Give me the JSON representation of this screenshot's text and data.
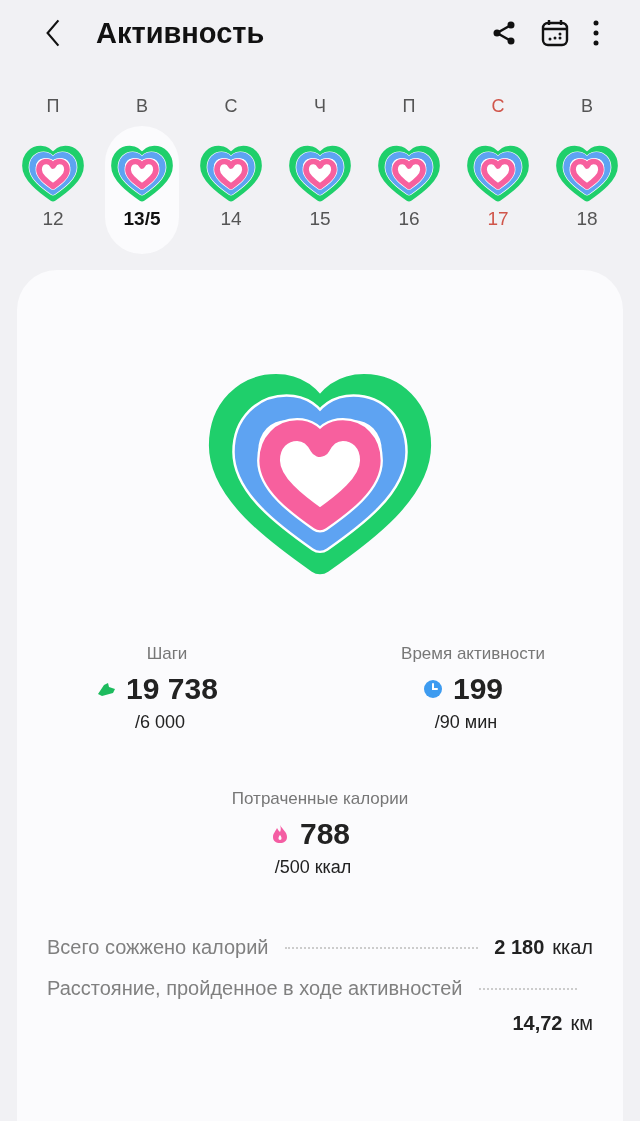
{
  "header": {
    "title": "Активность"
  },
  "days": [
    {
      "letter": "П",
      "date": "12",
      "selected": false,
      "weekend": false
    },
    {
      "letter": "В",
      "date": "13/5",
      "selected": true,
      "weekend": false
    },
    {
      "letter": "С",
      "date": "14",
      "selected": false,
      "weekend": false
    },
    {
      "letter": "Ч",
      "date": "15",
      "selected": false,
      "weekend": false
    },
    {
      "letter": "П",
      "date": "16",
      "selected": false,
      "weekend": false
    },
    {
      "letter": "С",
      "date": "17",
      "selected": false,
      "weekend": true
    },
    {
      "letter": "В",
      "date": "18",
      "selected": false,
      "weekend": false
    }
  ],
  "stats": [
    {
      "kind": "steps",
      "label": "Шаги",
      "value": "19 738",
      "goal": "/6 000"
    },
    {
      "kind": "time",
      "label": "Время активности",
      "value": "199",
      "goal": "/90 мин"
    },
    {
      "kind": "calories",
      "label": "Потраченные калории",
      "value": "788",
      "goal": "/500 ккал"
    }
  ],
  "summary": [
    {
      "label": "Всего сожжено калорий",
      "value": "2 180",
      "unit": "ккал"
    },
    {
      "label": "Расстояние, пройденное в ходе активностей",
      "value": "14,72",
      "unit": "км"
    }
  ]
}
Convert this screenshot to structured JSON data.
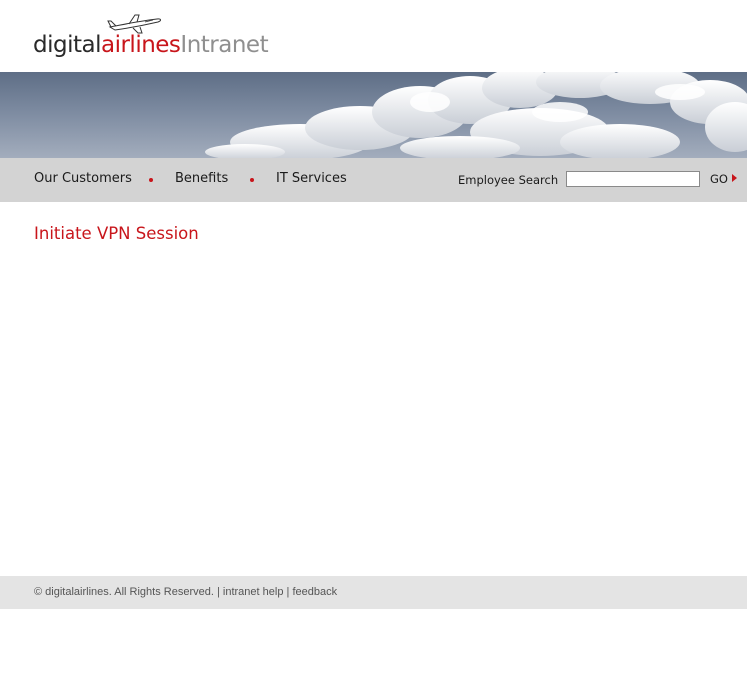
{
  "brand": {
    "part1": "digital",
    "part2": "airlines",
    "part3": "Intranet",
    "colors": {
      "dark": "#2a2a2a",
      "red": "#c8151b",
      "grey": "#8f8f8f"
    }
  },
  "nav": {
    "items": [
      {
        "label": "Our Customers"
      },
      {
        "label": "Benefits"
      },
      {
        "label": "IT Services"
      }
    ]
  },
  "search": {
    "label": "Employee Search",
    "value": "",
    "go_label": "GO"
  },
  "main": {
    "title": "Initiate VPN Session"
  },
  "footer": {
    "copyright_symbol": "©",
    "copyright": "digitalairlines.  All Rights Reserved.",
    "separator": "|",
    "help_link": "intranet help",
    "feedback_link": "feedback"
  }
}
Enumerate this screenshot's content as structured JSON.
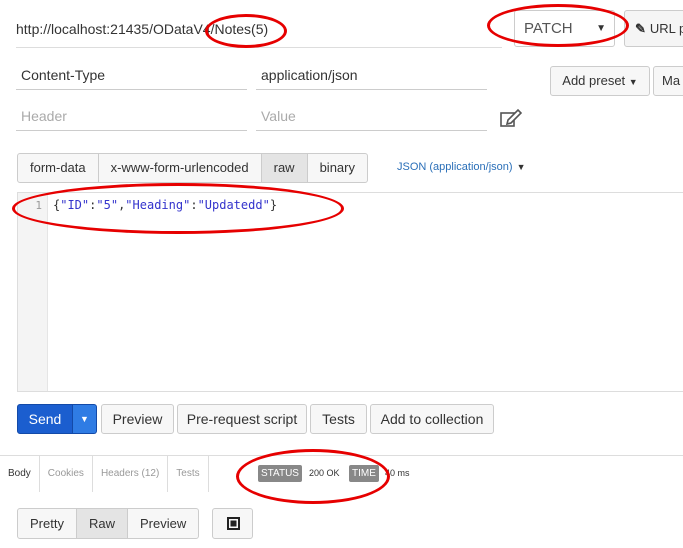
{
  "request": {
    "url": "http://localhost:21435/ODataV4/Notes(5)",
    "method": "PATCH",
    "url_params_label": "URL p"
  },
  "headers": {
    "rows": [
      {
        "key": "Content-Type",
        "value": "application/json"
      }
    ],
    "key_placeholder": "Header",
    "value_placeholder": "Value",
    "add_preset_label": "Add preset",
    "manage_label": "Ma"
  },
  "body": {
    "tabs": [
      "form-data",
      "x-www-form-urlencoded",
      "raw",
      "binary"
    ],
    "active_tab": "raw",
    "format_label": "JSON (application/json)",
    "line_number": "1",
    "code_tokens": [
      "{",
      "\"ID\"",
      ":",
      "\"5\"",
      ",",
      "\"Heading\"",
      ":",
      "\"Updatedd\"",
      "}"
    ]
  },
  "actions": {
    "send_label": "Send",
    "preview_label": "Preview",
    "prerequest_label": "Pre-request script",
    "tests_label": "Tests",
    "add_collection_label": "Add to collection"
  },
  "response": {
    "tabs": [
      "Body",
      "Cookies",
      "Headers (12)",
      "Tests"
    ],
    "active_tab": "Body",
    "status_label": "STATUS",
    "status_value": "200 OK",
    "time_label": "TIME",
    "time_value": "40 ms",
    "view_buttons": [
      "Pretty",
      "Raw",
      "Preview"
    ],
    "active_view": "Raw"
  },
  "colors": {
    "send_blue": "#1b5ecf",
    "annotation_red": "#e60000",
    "json_string": "#3333cc"
  }
}
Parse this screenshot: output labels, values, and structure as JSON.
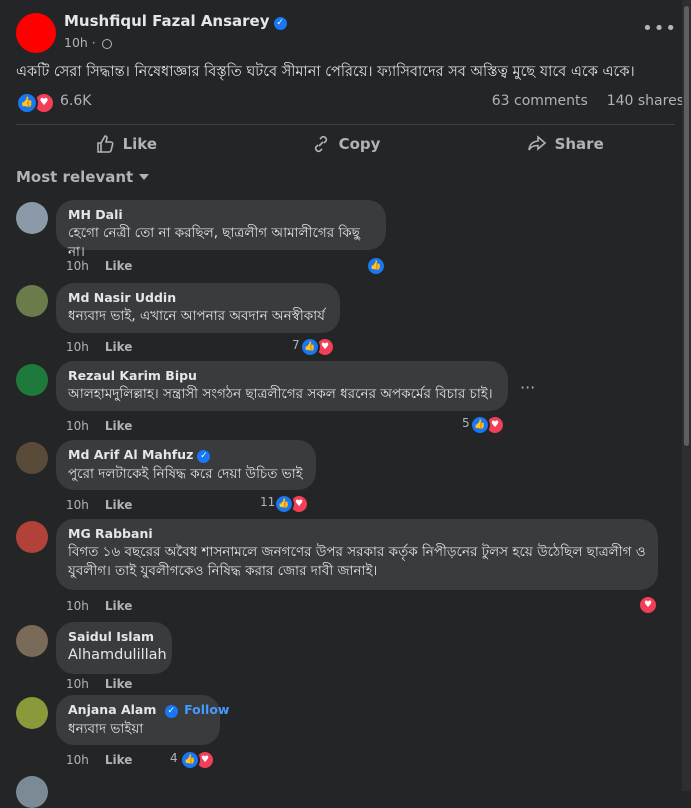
{
  "post": {
    "author": "Mushfiqul Fazal Ansarey",
    "time": "10h",
    "text": "একটি সেরা সিদ্ধান্ত। নিষেধাজ্ঞার বিস্তৃতি ঘটবে সীমানা পেরিয়ে। ফ্যাসিবাদের সব অস্তিত্ব মুছে যাবে একে একে।",
    "reaction_count": "6.6K",
    "comments_count": "63 comments",
    "shares_count": "140 shares",
    "more_label": "•••"
  },
  "actions": {
    "like": "Like",
    "copy": "Copy",
    "share": "Share"
  },
  "sort_label": "Most relevant",
  "comments": [
    {
      "name": "MH Dali",
      "text": "হেগো নেত্রী তো না করছিল, ছাত্রলীগ আমালীগের কিছু না।",
      "time": "10h",
      "like": "Like",
      "reacts": ""
    },
    {
      "name": "Md Nasir Uddin",
      "text": "ধন্যবাদ ভাই, এখানে আপনার অবদান অনস্বীকার্য",
      "time": "10h",
      "like": "Like",
      "reacts": "7"
    },
    {
      "name": "Rezaul Karim Bipu",
      "text": "আলহামদুলিল্লাহ। সন্ত্রাসী সংগঠন ছাত্রলীগের সকল ধরনের অপকর্মের বিচার চাই।",
      "time": "10h",
      "like": "Like",
      "reacts": "5"
    },
    {
      "name": "Md Arif Al Mahfuz",
      "text": "পুরো দলটাকেই নিষিদ্ধ করে দেয়া উচিত ভাই",
      "time": "10h",
      "like": "Like",
      "reacts": "11"
    },
    {
      "name": "MG Rabbani",
      "text": "বিগত ১৬ বছরের অবৈধ শাসনামলে জনগণের উপর সরকার কর্তৃক নিপীড়নের টুলস হয়ে উঠেছিল ছাত্রলীগ ও যুবলীগ। তাই যুবলীগকেও নিষিদ্ধ করার জোর দাবী জানাই।",
      "time": "10h",
      "like": "Like",
      "reacts": ""
    },
    {
      "name": "Saidul Islam",
      "text": "Alhamdulillah",
      "time": "10h",
      "like": "Like",
      "reacts": ""
    },
    {
      "name": "Anjana Alam",
      "text": "ধন্যবাদ ভাইয়া",
      "time": "10h",
      "like": "Like",
      "reacts": "4",
      "follow": "Follow"
    }
  ],
  "colors": {
    "background": "#242526",
    "bubble": "#3a3b3c",
    "like_blue": "#1877f2",
    "love_red": "#f33e58",
    "avatar_red": "#ff0000"
  },
  "icons": [
    "like-icon",
    "copy-icon",
    "share-icon",
    "globe-icon",
    "verified-icon",
    "more-icon"
  ]
}
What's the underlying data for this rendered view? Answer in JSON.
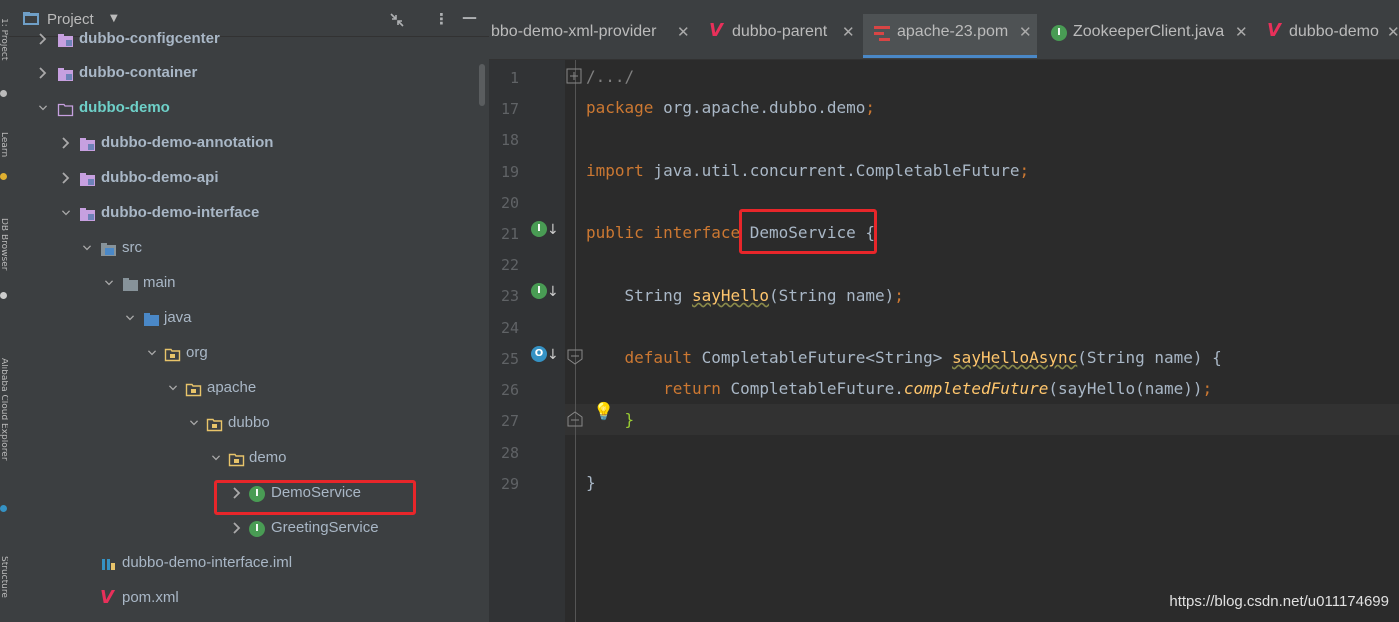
{
  "toolstrip": {
    "labels": [
      "1: Project",
      "Learn",
      "DB Browser",
      "Alibaba Cloud Explorer",
      "Structure"
    ]
  },
  "project_panel": {
    "title": "Project",
    "tree": [
      {
        "label": "dubbo-configcenter",
        "icon": "module-folder-icon"
      },
      {
        "label": "dubbo-container",
        "icon": "module-folder-icon"
      },
      {
        "label": "dubbo-demo",
        "icon": "folder-outline-icon"
      },
      {
        "label": "dubbo-demo-annotation",
        "icon": "module-folder-icon"
      },
      {
        "label": "dubbo-demo-api",
        "icon": "module-folder-icon"
      },
      {
        "label": "dubbo-demo-interface",
        "icon": "module-folder-icon"
      },
      {
        "label": "src",
        "icon": "source-folder-icon"
      },
      {
        "label": "main",
        "icon": "folder-icon"
      },
      {
        "label": "java",
        "icon": "source-root-icon"
      },
      {
        "label": "org",
        "icon": "package-icon"
      },
      {
        "label": "apache",
        "icon": "package-icon"
      },
      {
        "label": "dubbo",
        "icon": "package-icon"
      },
      {
        "label": "demo",
        "icon": "package-icon"
      },
      {
        "label": "DemoService",
        "icon": "interface-icon"
      },
      {
        "label": "GreetingService",
        "icon": "interface-icon"
      },
      {
        "label": "dubbo-demo-interface.iml",
        "icon": "iml-file-icon"
      },
      {
        "label": "pom.xml",
        "icon": "maven-icon"
      }
    ]
  },
  "tabs": [
    {
      "label": "bbo-demo-xml-provider",
      "icon": "none"
    },
    {
      "label": "dubbo-parent",
      "icon": "maven-icon"
    },
    {
      "label": "apache-23.pom",
      "icon": "pom-icon",
      "active": true
    },
    {
      "label": "ZookeeperClient.java",
      "icon": "interface-icon"
    },
    {
      "label": "dubbo-demo",
      "icon": "maven-icon"
    }
  ],
  "editor": {
    "line_numbers": [
      "1",
      "17",
      "18",
      "19",
      "20",
      "21",
      "22",
      "23",
      "24",
      "25",
      "26",
      "27",
      "28",
      "29"
    ],
    "lines": {
      "l1": "/.../",
      "l17_kw": "package",
      "l17_rest": " org.apache.dubbo.demo",
      "l17_semi": ";",
      "l19_kw": "import",
      "l19_rest": " java.util.concurrent.CompletableFuture",
      "l19_semi": ";",
      "l21_kw": "public interface ",
      "l21_name": "DemoService",
      "l21_brace": " {",
      "l23_type": "    String ",
      "l23_method": "sayHello",
      "l23_rest": "(String name)",
      "l23_semi": ";",
      "l25_kw": "    default ",
      "l25_type": "CompletableFuture<String> ",
      "l25_method": "sayHelloAsync",
      "l25_rest": "(String name) {",
      "l26_kw": "        return ",
      "l26_class": "CompletableFuture.",
      "l26_method": "completedFuture",
      "l26_rest": "(sayHello(name))",
      "l26_semi": ";",
      "l27": "    }",
      "l29": "}"
    }
  },
  "watermark": "https://blog.csdn.net/u011174699",
  "colors": {
    "keyword": "#cc7832",
    "method": "#ffc66d",
    "highlight_box": "#e8262a",
    "interface_icon": "#499c54"
  }
}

— DESCRIPTION OF THE TASK —
Find each line holding the word "java" and copy it.

— ANSWER TO THIS PROBLEM —
        "label": "java",
      "label": "ZookeeperClient.java",
      "l19_rest": " java.util.concurrent.CompletableFuture",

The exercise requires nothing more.